[Stored items]
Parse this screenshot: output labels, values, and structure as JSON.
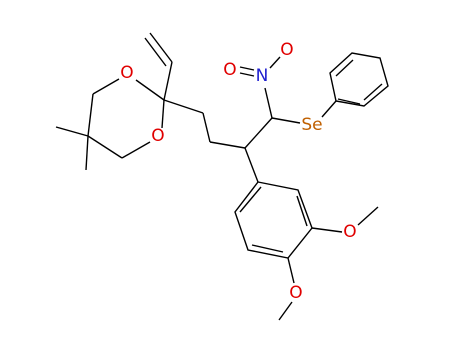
{
  "atoms": [
    {
      "label": "O"
    },
    {
      "label": "O"
    },
    {
      "label": "N"
    },
    {
      "label": "O"
    },
    {
      "label": "O"
    },
    {
      "label": "Se"
    },
    {
      "label": "O"
    },
    {
      "label": "O"
    }
  ]
}
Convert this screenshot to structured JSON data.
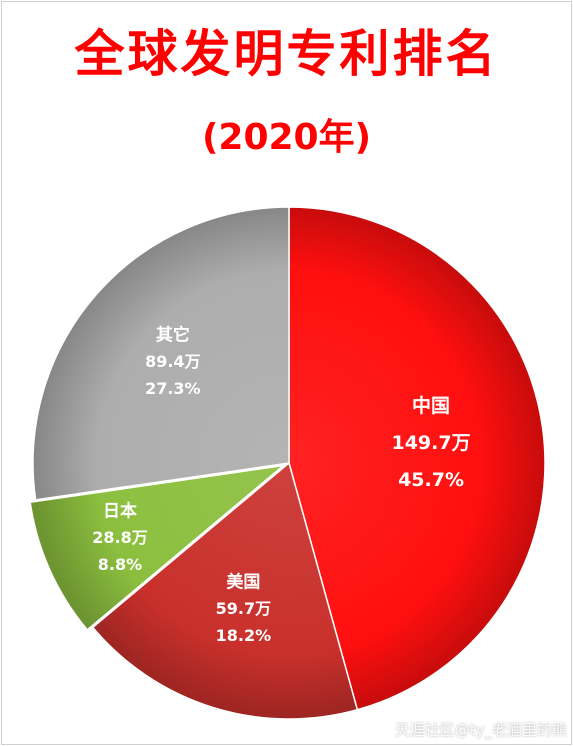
{
  "chart_data": {
    "type": "pie",
    "title": "全球发明专利排名",
    "subtitle": "(2020年)",
    "slices": [
      {
        "name": "中国",
        "value": 149.7,
        "value_label": "149.7万",
        "percent": 45.7,
        "percent_label": "45.7%",
        "color": "#ff0f0f"
      },
      {
        "name": "美国",
        "value": 59.7,
        "value_label": "59.7万",
        "percent": 18.2,
        "percent_label": "18.2%",
        "color": "#c9302c"
      },
      {
        "name": "日本",
        "value": 28.8,
        "value_label": "28.8万",
        "percent": 8.8,
        "percent_label": "8.8%",
        "color": "#8cbf3f"
      },
      {
        "name": "其它",
        "value": 89.4,
        "value_label": "89.4万",
        "percent": 27.3,
        "percent_label": "27.3%",
        "color": "#adadad"
      }
    ]
  },
  "watermark": "天涯社区@ty_老酒里的熊"
}
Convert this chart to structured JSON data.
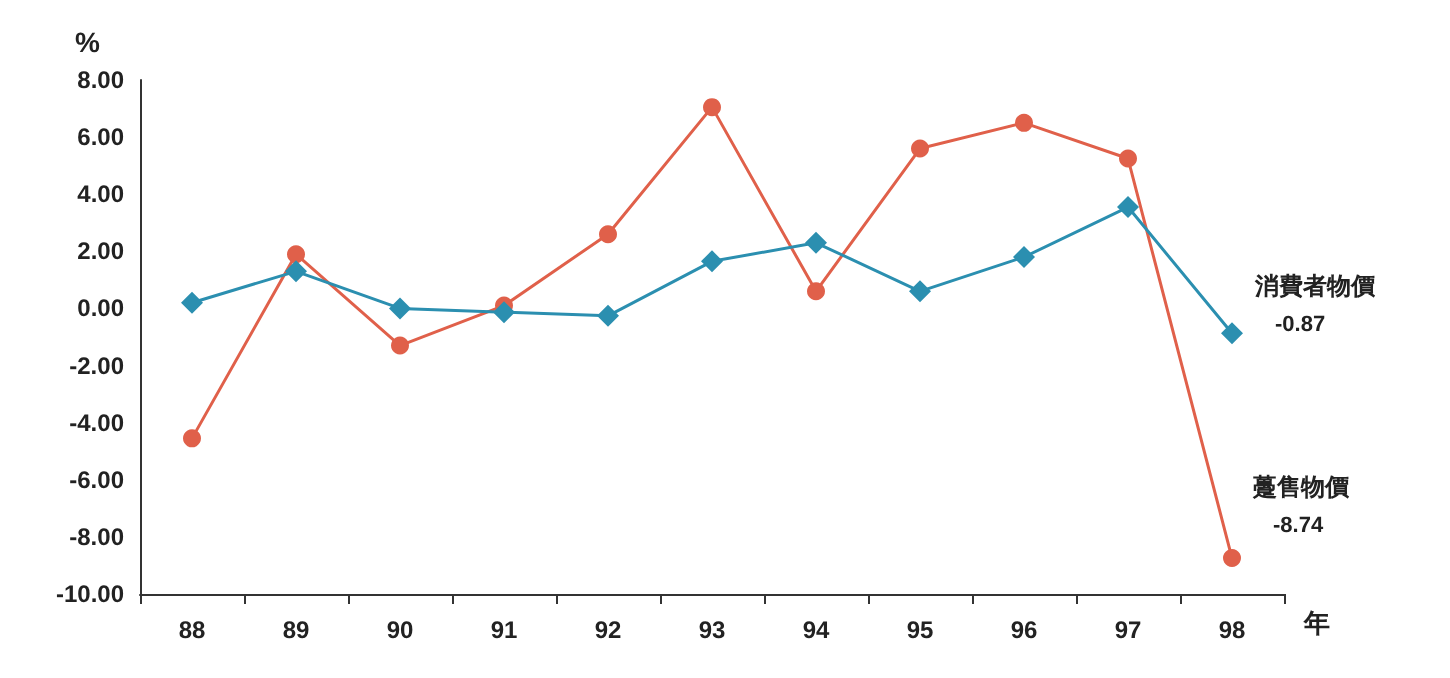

What you need to do: Say how many lines of the data include the string "JSON". Nothing other than the number should be given.

Result for this task: 3